Work to be completed
From the records, pick out and copy each line containing "text".

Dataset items
▽

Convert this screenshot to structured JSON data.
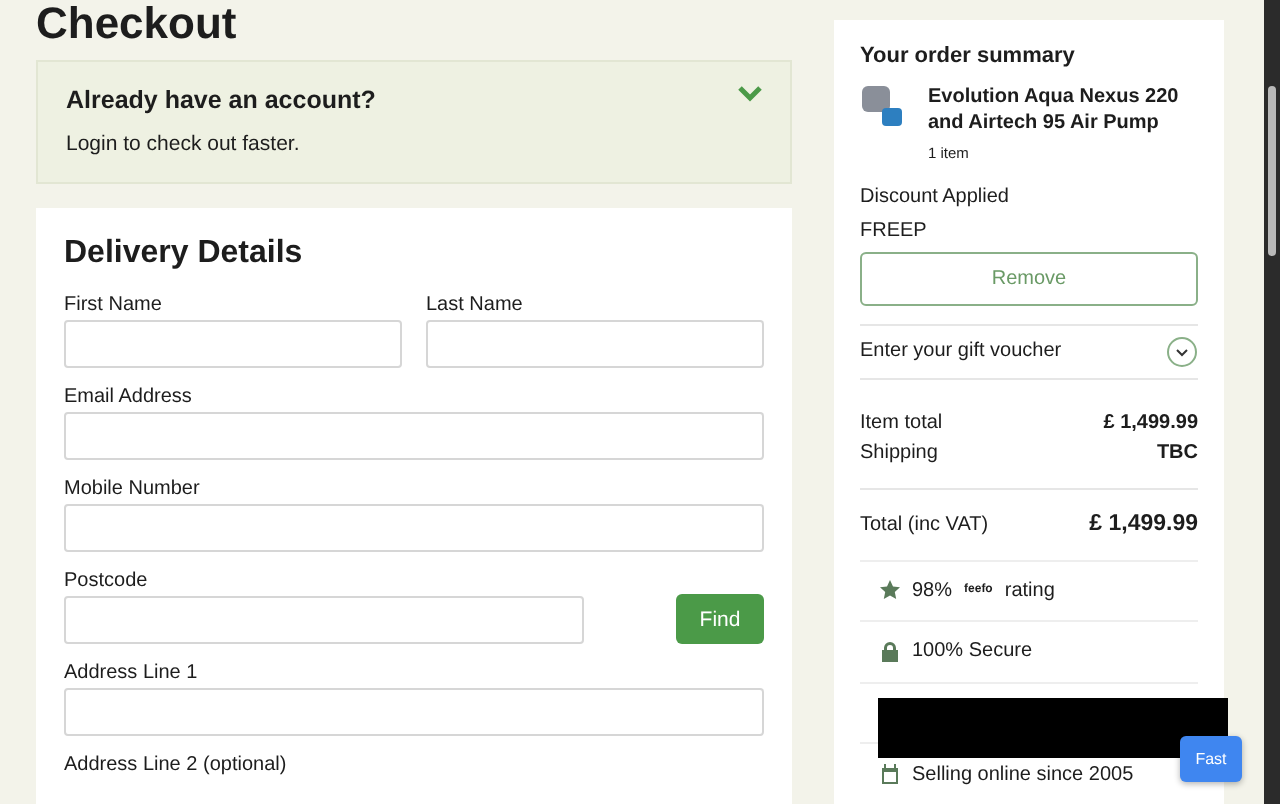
{
  "page": {
    "title": "Checkout"
  },
  "account": {
    "title": "Already have an account?",
    "text": "Login to check out faster.",
    "expanded": false
  },
  "delivery": {
    "title": "Delivery Details",
    "fields": [
      {
        "kind": "pair",
        "fields": [
          {
            "label": "First Name"
          },
          {
            "label": "Last Name"
          }
        ]
      },
      {
        "kind": "single",
        "label": "Email Address"
      },
      {
        "kind": "single",
        "label": "Mobile Number"
      },
      {
        "kind": "lookup",
        "label": "Postcode",
        "button": "Find"
      },
      {
        "kind": "single",
        "label": "Address Line 1"
      },
      {
        "kind": "label",
        "label": "Address Line 2 (optional)"
      }
    ]
  },
  "summary": {
    "title": "Your order summary",
    "product": {
      "name": "Evolution Aqua Nexus 220 and Airtech 95 Air Pump",
      "count": "1 item"
    },
    "discount_label": "Discount Applied",
    "discount_code": "FREEP",
    "remove_button": "Remove",
    "voucher": "Enter your gift voucher",
    "rows": [
      {
        "label": "Item total",
        "value": "£ 1,499.99"
      },
      {
        "label": "Shipping",
        "value": "TBC"
      }
    ],
    "total": {
      "label": "Total (inc VAT)",
      "value": "£ 1,499.99"
    },
    "trust": [
      {
        "kind": "rating",
        "before": "98%",
        "brand": "feefo",
        "after": "rating"
      },
      {
        "kind": "secure",
        "text": "100% Secure"
      },
      {
        "kind": "hidden"
      },
      {
        "kind": "since",
        "text": "Selling online since 2005"
      }
    ]
  },
  "chat_button": "Fast"
}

△

Problem solution
    "text": "Login to check out faster.",
        "text": "100% Secure"
        "text": "Selling online since 2005"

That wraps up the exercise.